## Extracted data entries

________________________

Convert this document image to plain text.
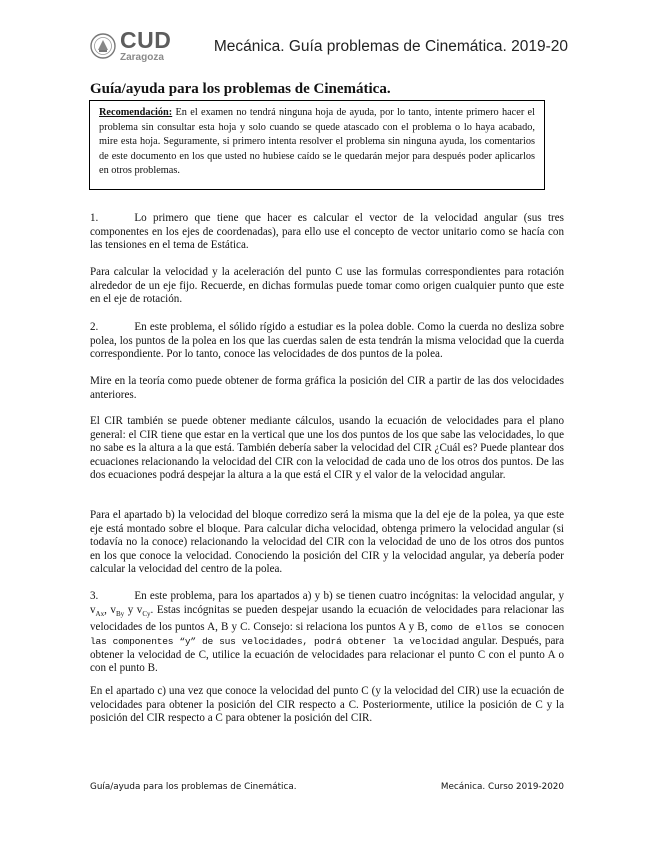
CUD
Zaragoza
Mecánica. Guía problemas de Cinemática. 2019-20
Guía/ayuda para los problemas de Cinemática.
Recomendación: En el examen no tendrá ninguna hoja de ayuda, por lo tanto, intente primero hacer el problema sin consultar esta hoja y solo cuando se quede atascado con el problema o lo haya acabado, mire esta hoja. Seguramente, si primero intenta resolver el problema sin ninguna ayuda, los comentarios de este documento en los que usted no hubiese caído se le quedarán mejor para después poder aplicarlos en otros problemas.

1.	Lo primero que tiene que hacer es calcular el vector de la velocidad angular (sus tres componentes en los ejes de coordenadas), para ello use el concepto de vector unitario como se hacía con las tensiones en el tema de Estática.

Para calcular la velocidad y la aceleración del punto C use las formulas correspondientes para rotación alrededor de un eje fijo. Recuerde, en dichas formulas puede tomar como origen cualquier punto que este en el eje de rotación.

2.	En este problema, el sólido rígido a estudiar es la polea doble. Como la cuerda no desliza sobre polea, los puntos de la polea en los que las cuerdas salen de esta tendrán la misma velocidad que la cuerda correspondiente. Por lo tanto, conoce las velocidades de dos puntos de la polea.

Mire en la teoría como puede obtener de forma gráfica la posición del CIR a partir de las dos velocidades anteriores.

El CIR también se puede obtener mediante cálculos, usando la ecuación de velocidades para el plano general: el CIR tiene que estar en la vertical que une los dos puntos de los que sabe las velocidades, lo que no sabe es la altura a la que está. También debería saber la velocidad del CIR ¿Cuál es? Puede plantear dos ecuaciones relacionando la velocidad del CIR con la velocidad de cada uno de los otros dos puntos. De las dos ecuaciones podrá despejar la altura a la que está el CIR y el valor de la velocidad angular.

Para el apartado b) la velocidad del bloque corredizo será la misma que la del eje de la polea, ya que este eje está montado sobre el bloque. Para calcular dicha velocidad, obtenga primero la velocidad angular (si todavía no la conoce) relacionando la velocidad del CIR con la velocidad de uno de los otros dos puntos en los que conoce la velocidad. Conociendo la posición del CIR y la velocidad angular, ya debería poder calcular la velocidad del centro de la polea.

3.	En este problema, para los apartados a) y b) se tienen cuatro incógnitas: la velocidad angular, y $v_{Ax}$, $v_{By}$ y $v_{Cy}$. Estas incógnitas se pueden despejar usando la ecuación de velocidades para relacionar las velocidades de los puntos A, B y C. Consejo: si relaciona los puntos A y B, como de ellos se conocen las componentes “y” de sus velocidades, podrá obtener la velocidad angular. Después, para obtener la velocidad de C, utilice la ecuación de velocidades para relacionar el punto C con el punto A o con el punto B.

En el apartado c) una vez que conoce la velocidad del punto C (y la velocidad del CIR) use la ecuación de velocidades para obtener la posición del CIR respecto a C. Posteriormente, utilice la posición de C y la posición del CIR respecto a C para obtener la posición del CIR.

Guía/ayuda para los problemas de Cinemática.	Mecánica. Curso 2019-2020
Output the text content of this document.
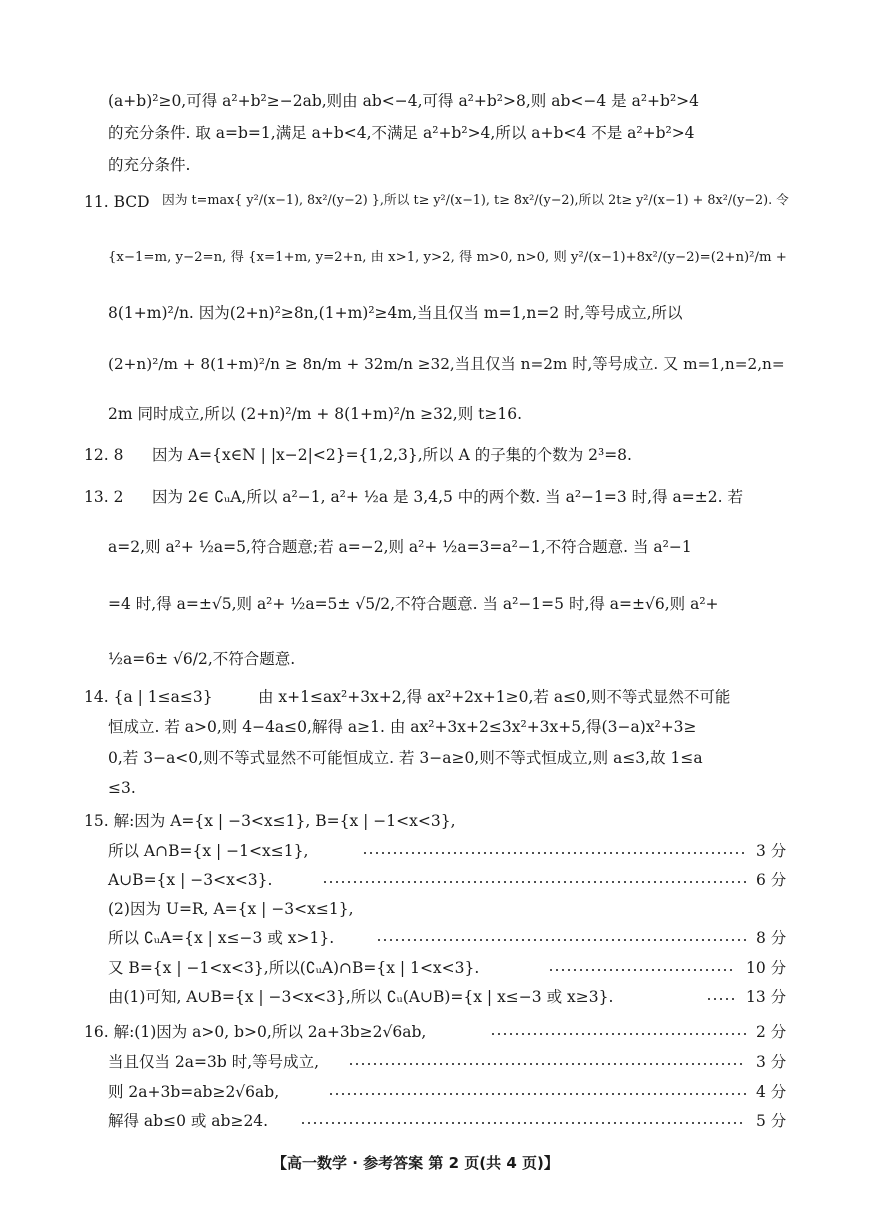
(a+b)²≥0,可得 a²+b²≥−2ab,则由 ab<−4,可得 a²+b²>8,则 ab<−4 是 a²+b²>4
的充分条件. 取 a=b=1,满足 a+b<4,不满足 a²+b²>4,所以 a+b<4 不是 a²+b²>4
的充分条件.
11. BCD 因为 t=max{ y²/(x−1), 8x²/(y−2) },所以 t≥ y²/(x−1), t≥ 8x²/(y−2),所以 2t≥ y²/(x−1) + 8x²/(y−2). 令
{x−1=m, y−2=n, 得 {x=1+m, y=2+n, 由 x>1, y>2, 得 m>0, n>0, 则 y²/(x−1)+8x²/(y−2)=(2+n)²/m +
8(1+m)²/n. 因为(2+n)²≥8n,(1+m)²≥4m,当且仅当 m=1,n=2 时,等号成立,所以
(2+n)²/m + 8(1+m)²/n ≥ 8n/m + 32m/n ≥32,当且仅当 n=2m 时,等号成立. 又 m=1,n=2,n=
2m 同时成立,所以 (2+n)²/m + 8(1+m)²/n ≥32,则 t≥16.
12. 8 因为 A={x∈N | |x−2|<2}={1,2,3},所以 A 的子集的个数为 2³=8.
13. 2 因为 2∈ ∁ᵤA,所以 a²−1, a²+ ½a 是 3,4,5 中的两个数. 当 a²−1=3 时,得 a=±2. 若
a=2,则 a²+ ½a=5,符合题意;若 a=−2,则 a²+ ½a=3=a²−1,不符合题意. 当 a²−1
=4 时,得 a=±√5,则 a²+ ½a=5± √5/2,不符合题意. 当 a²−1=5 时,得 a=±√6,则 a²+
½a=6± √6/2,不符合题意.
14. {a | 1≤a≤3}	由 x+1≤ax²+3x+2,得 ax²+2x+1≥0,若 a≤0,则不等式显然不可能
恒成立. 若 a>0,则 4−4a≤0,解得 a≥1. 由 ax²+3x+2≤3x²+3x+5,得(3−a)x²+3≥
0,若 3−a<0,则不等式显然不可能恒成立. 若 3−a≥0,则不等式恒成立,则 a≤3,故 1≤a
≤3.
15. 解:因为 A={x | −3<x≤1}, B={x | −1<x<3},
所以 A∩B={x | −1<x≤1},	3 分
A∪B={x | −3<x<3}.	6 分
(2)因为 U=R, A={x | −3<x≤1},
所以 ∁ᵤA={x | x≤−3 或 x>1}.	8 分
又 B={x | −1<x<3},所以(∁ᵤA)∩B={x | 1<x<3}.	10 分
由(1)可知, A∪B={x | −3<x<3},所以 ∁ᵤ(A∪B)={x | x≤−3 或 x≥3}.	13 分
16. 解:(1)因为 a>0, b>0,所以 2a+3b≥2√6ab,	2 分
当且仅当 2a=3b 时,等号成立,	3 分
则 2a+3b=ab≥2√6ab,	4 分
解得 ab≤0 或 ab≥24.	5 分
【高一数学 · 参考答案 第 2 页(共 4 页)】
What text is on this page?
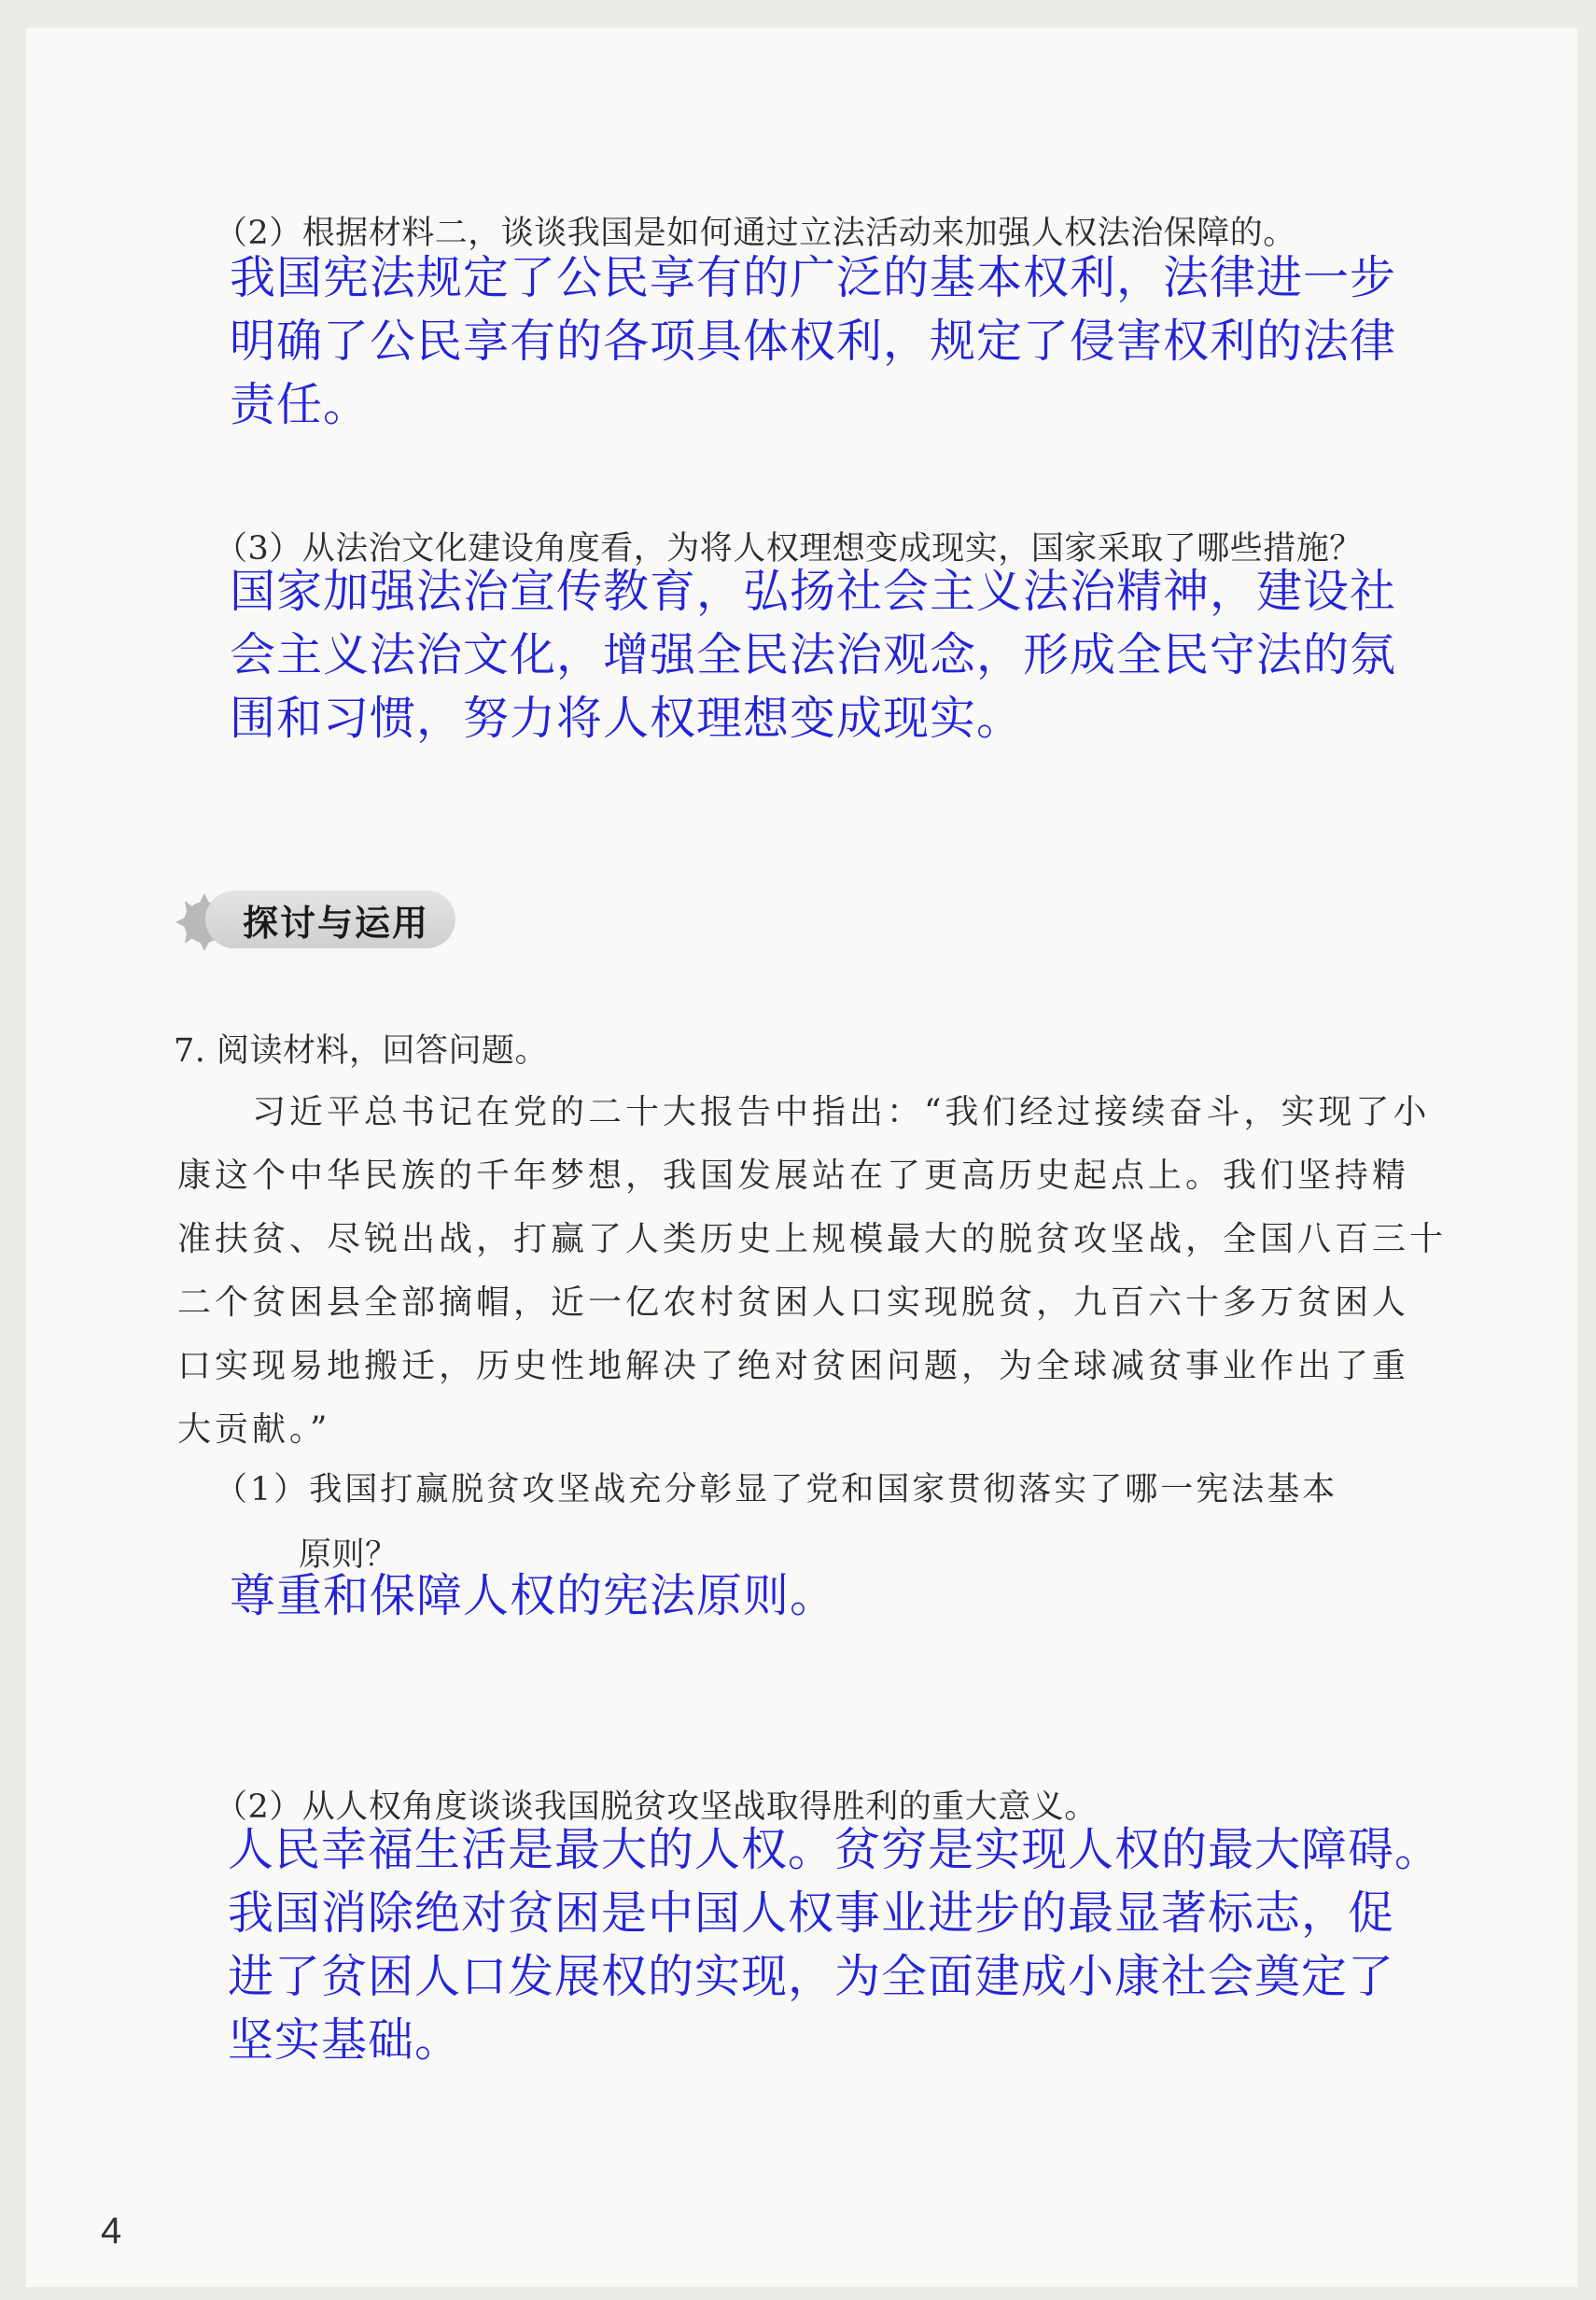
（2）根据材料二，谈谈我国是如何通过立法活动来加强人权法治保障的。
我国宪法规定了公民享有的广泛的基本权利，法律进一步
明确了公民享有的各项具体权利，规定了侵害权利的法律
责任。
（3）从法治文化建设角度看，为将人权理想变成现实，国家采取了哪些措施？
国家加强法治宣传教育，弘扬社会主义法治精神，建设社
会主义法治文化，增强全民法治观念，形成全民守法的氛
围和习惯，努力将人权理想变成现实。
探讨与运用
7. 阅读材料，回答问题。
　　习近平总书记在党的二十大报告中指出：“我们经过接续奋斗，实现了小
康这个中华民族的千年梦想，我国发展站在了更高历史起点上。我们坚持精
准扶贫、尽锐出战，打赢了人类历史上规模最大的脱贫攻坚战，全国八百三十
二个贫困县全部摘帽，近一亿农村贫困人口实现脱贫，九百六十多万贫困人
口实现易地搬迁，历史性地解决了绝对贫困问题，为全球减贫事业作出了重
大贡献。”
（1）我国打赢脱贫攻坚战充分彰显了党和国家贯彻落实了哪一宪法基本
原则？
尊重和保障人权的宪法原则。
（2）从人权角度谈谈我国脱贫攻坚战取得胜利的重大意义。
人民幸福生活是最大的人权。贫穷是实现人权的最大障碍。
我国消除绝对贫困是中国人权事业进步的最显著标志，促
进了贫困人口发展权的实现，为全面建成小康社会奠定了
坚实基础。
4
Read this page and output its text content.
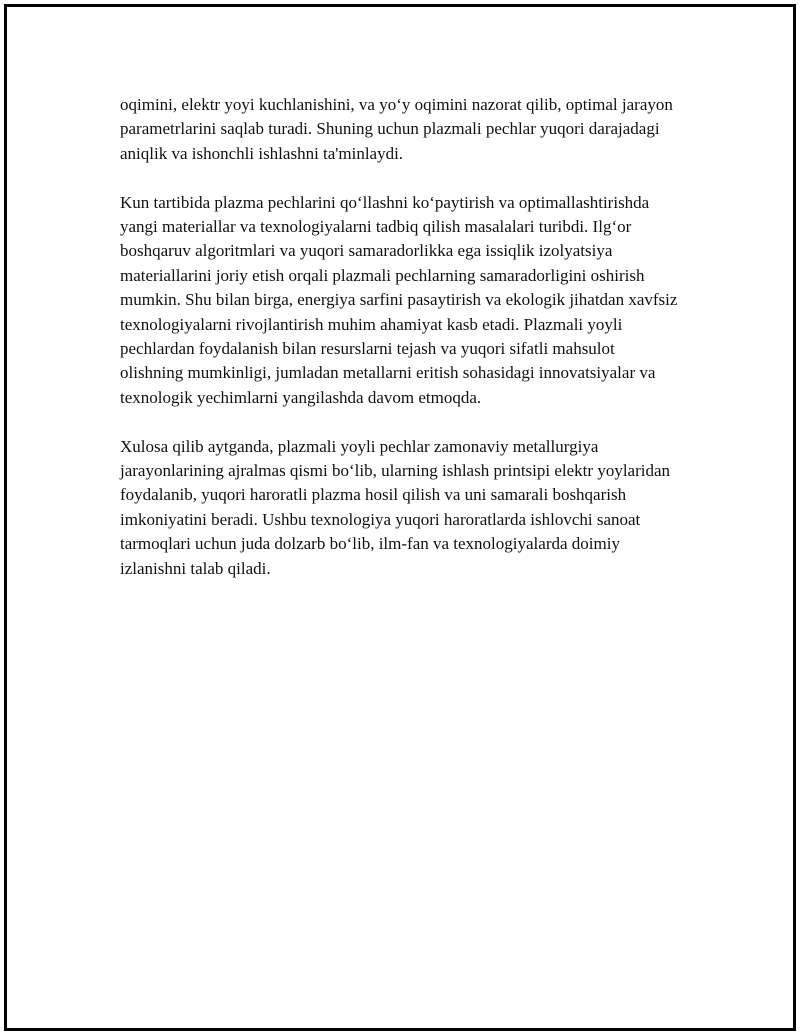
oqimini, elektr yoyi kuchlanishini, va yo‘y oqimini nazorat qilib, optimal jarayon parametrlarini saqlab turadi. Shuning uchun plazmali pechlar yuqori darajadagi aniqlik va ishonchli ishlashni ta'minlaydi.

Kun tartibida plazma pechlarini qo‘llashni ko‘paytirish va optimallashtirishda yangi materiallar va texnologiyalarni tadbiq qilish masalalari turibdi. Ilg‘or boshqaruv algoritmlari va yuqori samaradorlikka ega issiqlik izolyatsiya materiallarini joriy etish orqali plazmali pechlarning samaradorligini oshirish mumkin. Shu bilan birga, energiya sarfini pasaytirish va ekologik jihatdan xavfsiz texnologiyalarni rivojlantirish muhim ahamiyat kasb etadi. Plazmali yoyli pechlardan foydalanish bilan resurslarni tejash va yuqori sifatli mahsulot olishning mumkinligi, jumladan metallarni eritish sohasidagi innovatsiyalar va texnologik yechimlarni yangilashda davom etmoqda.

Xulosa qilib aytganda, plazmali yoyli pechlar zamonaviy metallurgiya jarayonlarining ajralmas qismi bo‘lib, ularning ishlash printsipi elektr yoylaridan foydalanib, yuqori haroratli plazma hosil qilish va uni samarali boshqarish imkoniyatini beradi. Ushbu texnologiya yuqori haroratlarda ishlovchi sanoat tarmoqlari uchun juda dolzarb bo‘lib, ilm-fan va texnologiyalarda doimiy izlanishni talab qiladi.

________________________

## EXERCISE DIRECTIONS
Copy and report every line where the word "不符合题意" is present.

## TASK RESPONSE
a=2,则 a²+ ½a=5,符合题意;若 a=−2,则 a²+ ½a=3=a²−1,不符合题意. 当 a²−1
=4 时,得 a=±√5,则 a²+ ½a=5± √5/2,不符合题意. 当 a²−1=5 时,得 a=±√6,则 a²+
½a=6± √6/2,不符合题意.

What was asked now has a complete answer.